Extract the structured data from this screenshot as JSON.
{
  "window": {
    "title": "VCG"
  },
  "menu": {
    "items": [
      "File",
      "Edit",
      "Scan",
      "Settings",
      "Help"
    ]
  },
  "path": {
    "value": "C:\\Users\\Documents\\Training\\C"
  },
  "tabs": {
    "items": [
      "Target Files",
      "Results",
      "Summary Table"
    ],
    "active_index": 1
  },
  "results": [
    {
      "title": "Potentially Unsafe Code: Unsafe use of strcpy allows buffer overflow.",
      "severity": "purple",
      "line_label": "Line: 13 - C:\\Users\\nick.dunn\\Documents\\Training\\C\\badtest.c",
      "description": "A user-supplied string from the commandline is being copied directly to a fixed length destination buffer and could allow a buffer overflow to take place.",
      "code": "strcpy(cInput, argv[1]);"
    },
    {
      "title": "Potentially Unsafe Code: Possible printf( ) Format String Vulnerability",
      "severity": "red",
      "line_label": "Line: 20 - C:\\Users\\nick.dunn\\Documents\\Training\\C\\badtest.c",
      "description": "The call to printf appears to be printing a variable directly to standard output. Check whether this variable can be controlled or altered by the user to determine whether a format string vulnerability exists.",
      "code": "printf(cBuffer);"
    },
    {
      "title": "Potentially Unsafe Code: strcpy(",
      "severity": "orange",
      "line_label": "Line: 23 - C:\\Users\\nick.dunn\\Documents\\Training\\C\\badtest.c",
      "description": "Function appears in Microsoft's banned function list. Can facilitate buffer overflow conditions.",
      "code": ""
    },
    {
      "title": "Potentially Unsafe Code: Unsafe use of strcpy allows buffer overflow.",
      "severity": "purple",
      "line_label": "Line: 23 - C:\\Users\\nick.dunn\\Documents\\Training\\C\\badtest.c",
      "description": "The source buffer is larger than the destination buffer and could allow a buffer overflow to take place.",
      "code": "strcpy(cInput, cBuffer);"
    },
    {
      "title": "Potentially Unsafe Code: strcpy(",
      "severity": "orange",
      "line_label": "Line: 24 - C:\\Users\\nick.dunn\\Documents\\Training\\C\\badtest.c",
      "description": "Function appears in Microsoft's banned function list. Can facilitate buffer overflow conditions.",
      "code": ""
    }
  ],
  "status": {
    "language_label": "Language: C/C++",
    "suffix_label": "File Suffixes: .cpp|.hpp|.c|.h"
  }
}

## WHAT THIS TASK INVOLVES
Identify which lines contain the word "destination" and copy each one.

## RESULT OF THIS TASK
      "description": "A user-supplied string from the commandline is being copied directly to a fixed length destination buffer and could allow a buffer overflow to take place.",
      "description": "The source buffer is larger than the destination buffer and could allow a buffer overflow to take place.",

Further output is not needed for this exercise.